▸ Task prompt:
Locate the word "could" in the material, then show every line that holds it.

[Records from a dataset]
════════

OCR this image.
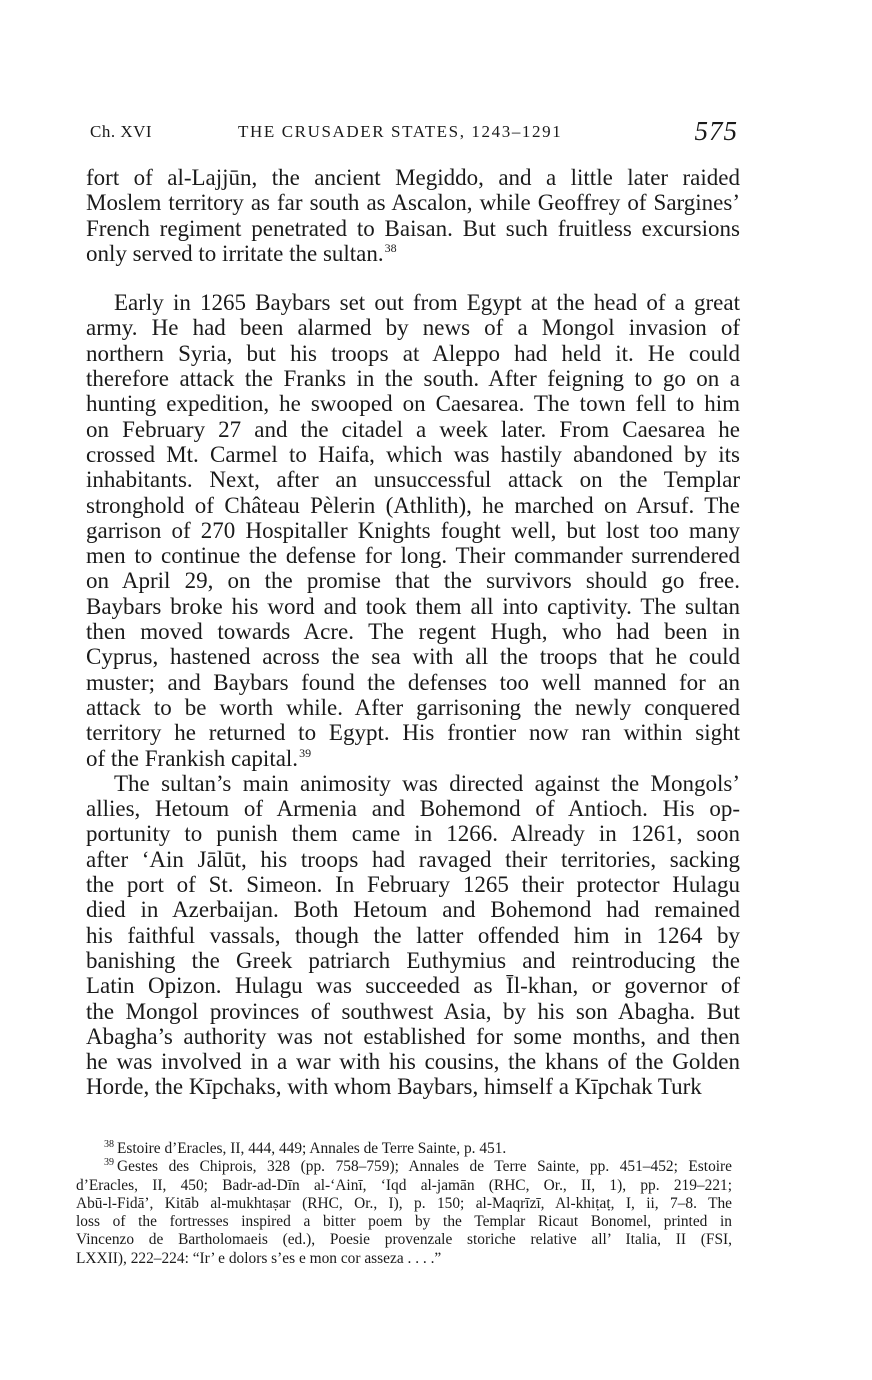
Ch. XVI	THE CRUSADER STATES, 1243–1291	575
fort of al-Lajjūn, the ancient Megiddo, and a little later raided
Moslem territory as far south as Ascalon, while Geoffrey of Sargines’
French regiment penetrated to Baisan. But such fruitless excursions
only served to irritate the sultan.$^{38}$
Early in 1265 Baybars set out from Egypt at the head of a great
army. He had been alarmed by news of a Mongol invasion of
northern Syria, but his troops at Aleppo had held it. He could
therefore attack the Franks in the south. After feigning to go on a
hunting expedition, he swooped on Caesarea. The town fell to him
on February 27 and the citadel a week later. From Caesarea he
crossed Mt. Carmel to Haifa, which was hastily abandoned by its
inhabitants. Next, after an unsuccessful attack on the Templar
stronghold of Château Pèlerin (Athlith), he marched on Arsuf. The
garrison of 270 Hospitaller Knights fought well, but lost too many
men to continue the defense for long. Their commander surrendered
on April 29, on the promise that the survivors should go free.
Baybars broke his word and took them all into captivity. The sultan
then moved towards Acre. The regent Hugh, who had been in
Cyprus, hastened across the sea with all the troops that he could
muster; and Baybars found the defenses too well manned for an
attack to be worth while. After garrisoning the newly conquered
territory he returned to Egypt. His frontier now ran within sight
of the Frankish capital.$^{39}$
The sultan’s main animosity was directed against the Mongols’
allies, Hetoum of Armenia and Bohemond of Antioch. His op-
portunity to punish them came in 1266. Already in 1261, soon
after ‘Ain Jālūt, his troops had ravaged their territories, sacking
the port of St. Simeon. In February 1265 their protector Hulagu
died in Azerbaijan. Both Hetoum and Bohemond had remained
his faithful vassals, though the latter offended him in 1264 by
banishing the Greek patriarch Euthymius and reintroducing the
Latin Opizon. Hulagu was succeeded as Īl-khan, or governor of
the Mongol provinces of southwest Asia, by his son Abagha. But
Abagha’s authority was not established for some months, and then
he was involved in a war with his cousins, the khans of the Golden
Horde, the Kīpchaks, with whom Baybars, himself a Kīpchak Turk
$^{38}$ Estoire d’Eracles, II, 444, 449; Annales de Terre Sainte, p. 451.
$^{39}$ Gestes des Chiprois, 328 (pp. 758–759); Annales de Terre Sainte, pp. 451–452; Estoire
d’Eracles, II, 450; Badr-ad-Dīn al-‘Ainī, ‘Iqd al-jamān (RHC, Or., II, 1), pp. 219–221;
Abū-l-Fidā’, Kitāb al-mukhtaṣar (RHC, Or., I), p. 150; al-Maqrīzī, Al-khiṭaṭ, I, ii, 7–8. The
loss of the fortresses inspired a bitter poem by the Templar Ricaut Bonomel, printed in
Vincenzo de Bartholomaeis (ed.), Poesie provenzale storiche relative all’ Italia, II (FSI,
LXXII), 222–224: “Ir’ e dolors s’es e mon cor asseza . . . .”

════════

▸ Result of the task:
northern Syria, but his troops at Aleppo had held it. He could
Cyprus, hastened across the sea with all the troops that he could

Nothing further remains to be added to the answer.